— Page text —
*** Begin section ***
Stock-Based Compensation Expense

        Stock-based compensation expenses are included in cost of services and products, and selling, general, and administrative expenses in our consolidated statements of operations. During our predecessor years, we recognized compensation expense relating to awards granted to our employees under the EIP using the straight-line method over the applicable vesting periods. We also recognized compensation expense when our employees purchased QCII's common stock under the ESPP for the difference between the employees' purchase price and the fair value of QCII's stock.

        For the successor year ended December 31, 2012, we were allocated a stock based compensation expense of $18.3 million from CenturyLink. For the successor nine months ended December 31, 2011, the predecessor three months ended March 31, 2011 and the predecessor year ended December 31, 2010, our total stock-based compensation expense was approximately $19 million, $3 million and $121 million, respectively. We recognized an income tax benefit of $7 million, $7 million, $1 million and $30 million associated with our stock compensation expense during the successor year ended December 31, 2012, the successor nine months ended December 31, 2011, the predecessor three months ended March 31, 2011 and the predecessor year ended December 31, 2010, respectively.

        On December 21, 2010, QCII accelerated the vesting of certain restricted stock and performance share awards issued under our previous Equity Incentive Plan in order to preserve certain economic benefits to employees that otherwise would have been lost in connection with CenturyLink's acquisition of QCII. As the vast majority of affected employees are employed by us, QCII allocated substantially all of the $63 million expense associated with this accelerated vesting to us.

        Due to CenturyLink's acquisition of QCII, we now record the stock-based compensation expense that is allocated to us from CenturyLink which is included in operating expenses-affiliates in our consolidated statements of operations. Based on many factors that affect the allocation, the amount of stock-based compensation expense recorded at CenturyLink and ultimately allocated to us may fluctuate. We cash settle the stock-based compensation expense allocated to us from CenturyLink.
*** End section ***
— Check your understanding —
1. Decide whether each statement agrees with the stock-based compensation text. Answer yes or no for each, and quote the words that decide it.
(a) The expense allocated from CenturyLink for the successor year ended December 31, 2012 was $18.3 million.
(b) QCII accelerated the vesting of certain awards on December 21, 2011.
(c) The stock-based compensation expense allocated from CenturyLink is settled in stock.
2. According to the stock-based compensation text, what income tax benefit was recognized for the predecessor year ended December 31, 2010?
3. Turn the paragraph of the stock-based compensation text that begins "On December 21, 2010" into a short list that keeps its main facts.

— Given entries —
*** Begin section ***
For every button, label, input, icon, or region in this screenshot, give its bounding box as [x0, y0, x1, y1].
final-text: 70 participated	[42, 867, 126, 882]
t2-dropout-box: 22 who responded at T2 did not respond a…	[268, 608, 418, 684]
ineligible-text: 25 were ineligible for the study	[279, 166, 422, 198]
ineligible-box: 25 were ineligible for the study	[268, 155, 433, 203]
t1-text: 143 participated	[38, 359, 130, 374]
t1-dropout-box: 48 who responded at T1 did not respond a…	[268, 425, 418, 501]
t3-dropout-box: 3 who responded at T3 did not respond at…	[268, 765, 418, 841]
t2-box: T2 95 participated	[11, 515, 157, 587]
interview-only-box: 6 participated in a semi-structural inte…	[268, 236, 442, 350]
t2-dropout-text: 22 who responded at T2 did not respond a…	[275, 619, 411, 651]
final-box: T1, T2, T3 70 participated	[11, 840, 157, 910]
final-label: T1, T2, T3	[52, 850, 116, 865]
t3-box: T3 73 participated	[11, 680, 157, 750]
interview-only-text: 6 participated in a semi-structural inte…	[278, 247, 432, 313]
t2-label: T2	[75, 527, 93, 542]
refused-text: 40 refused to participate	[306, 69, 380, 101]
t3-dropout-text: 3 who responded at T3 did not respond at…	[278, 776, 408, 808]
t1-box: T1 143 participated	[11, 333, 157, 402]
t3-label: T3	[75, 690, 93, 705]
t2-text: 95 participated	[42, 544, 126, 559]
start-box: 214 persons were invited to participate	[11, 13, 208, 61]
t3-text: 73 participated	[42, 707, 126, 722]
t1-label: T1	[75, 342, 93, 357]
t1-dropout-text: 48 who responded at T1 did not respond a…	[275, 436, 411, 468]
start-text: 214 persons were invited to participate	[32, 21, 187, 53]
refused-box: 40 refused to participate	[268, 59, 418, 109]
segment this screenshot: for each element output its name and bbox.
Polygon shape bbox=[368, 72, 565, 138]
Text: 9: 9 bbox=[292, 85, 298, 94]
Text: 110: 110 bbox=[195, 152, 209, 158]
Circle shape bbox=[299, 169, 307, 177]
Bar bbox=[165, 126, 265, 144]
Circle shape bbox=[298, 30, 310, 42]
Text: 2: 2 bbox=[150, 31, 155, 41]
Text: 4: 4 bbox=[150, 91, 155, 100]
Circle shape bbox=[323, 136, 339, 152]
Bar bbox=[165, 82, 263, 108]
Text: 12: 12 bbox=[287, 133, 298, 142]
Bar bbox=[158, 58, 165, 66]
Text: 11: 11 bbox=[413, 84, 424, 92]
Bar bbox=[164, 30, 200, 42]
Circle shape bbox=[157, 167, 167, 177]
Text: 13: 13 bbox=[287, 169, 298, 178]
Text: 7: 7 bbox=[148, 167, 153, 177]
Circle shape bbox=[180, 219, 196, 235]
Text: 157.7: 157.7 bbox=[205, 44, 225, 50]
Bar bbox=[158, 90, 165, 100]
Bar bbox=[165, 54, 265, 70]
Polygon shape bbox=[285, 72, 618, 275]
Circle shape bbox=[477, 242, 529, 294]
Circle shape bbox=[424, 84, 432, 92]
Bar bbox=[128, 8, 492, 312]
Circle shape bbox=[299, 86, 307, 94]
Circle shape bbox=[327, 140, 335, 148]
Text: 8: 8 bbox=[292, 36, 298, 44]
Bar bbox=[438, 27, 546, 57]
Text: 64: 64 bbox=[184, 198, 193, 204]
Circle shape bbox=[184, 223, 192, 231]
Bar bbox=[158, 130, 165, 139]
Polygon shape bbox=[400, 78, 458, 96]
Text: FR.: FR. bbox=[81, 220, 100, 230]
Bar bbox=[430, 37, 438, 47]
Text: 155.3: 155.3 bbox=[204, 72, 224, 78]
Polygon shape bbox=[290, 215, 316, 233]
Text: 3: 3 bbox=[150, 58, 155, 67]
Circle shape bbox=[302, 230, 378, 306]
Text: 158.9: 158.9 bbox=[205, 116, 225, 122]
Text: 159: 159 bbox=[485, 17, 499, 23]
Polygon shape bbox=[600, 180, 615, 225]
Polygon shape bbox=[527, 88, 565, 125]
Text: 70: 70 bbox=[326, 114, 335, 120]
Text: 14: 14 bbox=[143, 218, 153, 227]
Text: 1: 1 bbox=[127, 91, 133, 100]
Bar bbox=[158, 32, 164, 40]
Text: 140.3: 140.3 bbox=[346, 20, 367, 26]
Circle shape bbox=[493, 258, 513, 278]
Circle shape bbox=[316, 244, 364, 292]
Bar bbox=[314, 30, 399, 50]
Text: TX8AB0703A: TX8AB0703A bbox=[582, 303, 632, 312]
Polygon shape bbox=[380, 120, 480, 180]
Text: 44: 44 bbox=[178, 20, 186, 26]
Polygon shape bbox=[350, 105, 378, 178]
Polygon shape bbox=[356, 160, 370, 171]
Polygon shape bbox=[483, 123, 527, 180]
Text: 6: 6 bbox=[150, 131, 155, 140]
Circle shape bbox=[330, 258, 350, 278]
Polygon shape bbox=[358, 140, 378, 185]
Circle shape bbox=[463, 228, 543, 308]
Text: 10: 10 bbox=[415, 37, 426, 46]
*** End section ***
— Results for the exercise —
1.
(a) Yes: "For the successor year ended December 31, 2012, we were allocated a stock based compensation expense of $18.3 million from CenturyLink."
(b) No: "On December 21, 2010, QCII accelerated the vesting of certain restricted stock and performance share awards"
(c) No: "We cash settle the stock-based compensation expense allocated to us from CenturyLink."

2. $30 million.

3.
- On December 21, 2010, QCII accelerated the vesting of certain restricted stock and performance share awards under the previous Equity Incentive Plan.
- This preserved economic benefits for employees that would otherwise have been lost when CenturyLink acquired QCII.
- The accelerated vesting carried a $63 million expense.
- Because most affected employees are employed by the company, QCII allocated substantially all of that expense to it.